─── Record list

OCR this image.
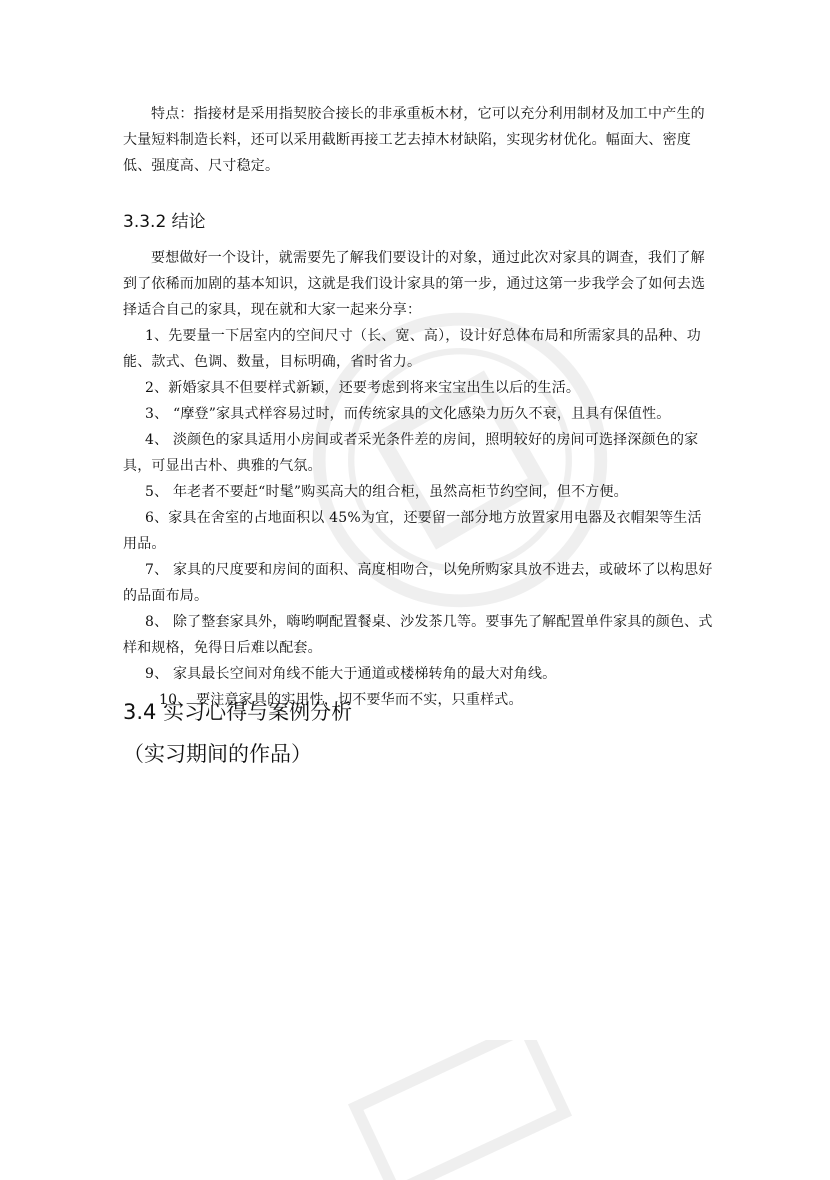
特点：指接材是采用指契胶合接长的非承重板木材，它可以充分利用制材及加工中产生的大量短料制造长料，还可以采用截断再接工艺去掉木材缺陷，实现劣材优化。幅面大、密度低、强度高、尺寸稳定。

3.3.2 结论

要想做好一个设计，就需要先了解我们要设计的对象，通过此次对家具的调查，我们了解到了依稀而加剧的基本知识，这就是我们设计家具的第一步，通过这第一步我学会了如何去选择适合自己的家具，现在就和大家一起来分享：

1、先要量一下居室内的空间尺寸（长、宽、高），设计好总体布局和所需家具的品种、功能、款式、色调、数量，目标明确，省时省力。

2、新婚家具不但要样式新颖，还要考虑到将来宝宝出生以后的生活。

3、 “摩登”家具式样容易过时，而传统家具的文化感染力历久不衰，且具有保值性。

4、 淡颜色的家具适用小房间或者采光条件差的房间，照明较好的房间可选择深颜色的家具，可显出古朴、典雅的气氛。

5、 年老者不要赶“时髦”购买高大的组合柜，虽然高柜节约空间，但不方便。

6、家具在舍室的占地面积以 45%为宜，还要留一部分地方放置家用电器及衣帽架等生活用品。

7、 家具的尺度要和房间的面积、高度相吻合，以免所购家具放不进去，或破坏了以构思好的品面布局。

8、 除了整套家具外，嗨哟啊配置餐桌、沙发茶几等。要事先了解配置单件家具的颜色、式样和规格，免得日后难以配套。

9、 家具最长空间对角线不能大于通道或楼梯转角的最大对角线。

10、 要注意家具的实用性，切不要华而不实，只重样式。

3.4 实习心得与案例分析
（实习期间的作品）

──────

* [Aim of the task] Set the data above down again exactly as given, with no pictures.

* [The output]
OCR this image.
特点：指接材是采用指契胶合接长的非承重板木材，它可以充分利用制材及加工中产生的大量短料制造长料，还可以采用截断再接工艺去掉木材缺陷，实现劣材优化。幅面大、密度低、强度高、尺寸稳定。

3.3.2 结论

要想做好一个设计，就需要先了解我们要设计的对象，通过此次对家具的调查，我们了解到了依稀而加剧的基本知识，这就是我们设计家具的第一步，通过这第一步我学会了如何去选择适合自己的家具，现在就和大家一起来分享：

1、先要量一下居室内的空间尺寸（长、宽、高），设计好总体布局和所需家具的品种、功能、款式、色调、数量，目标明确，省时省力。

2、新婚家具不但要样式新颖，还要考虑到将来宝宝出生以后的生活。

3、 “摩登”家具式样容易过时，而传统家具的文化感染力历久不衰，且具有保值性。

4、 淡颜色的家具适用小房间或者采光条件差的房间，照明较好的房间可选择深颜色的家具，可显出古朴、典雅的气氛。

5、 年老者不要赶“时髦”购买高大的组合柜，虽然高柜节约空间，但不方便。

6、家具在舍室的占地面积以 45%为宜，还要留一部分地方放置家用电器及衣帽架等生活用品。

7、 家具的尺度要和房间的面积、高度相吻合，以免所购家具放不进去，或破坏了以构思好的品面布局。

8、 除了整套家具外，嗨哟啊配置餐桌、沙发茶几等。要事先了解配置单件家具的颜色、式样和规格，免得日后难以配套。

9、 家具最长空间对角线不能大于通道或楼梯转角的最大对角线。

10、 要注意家具的实用性，切不要华而不实，只重样式。

3.4 实习心得与案例分析
（实习期间的作品）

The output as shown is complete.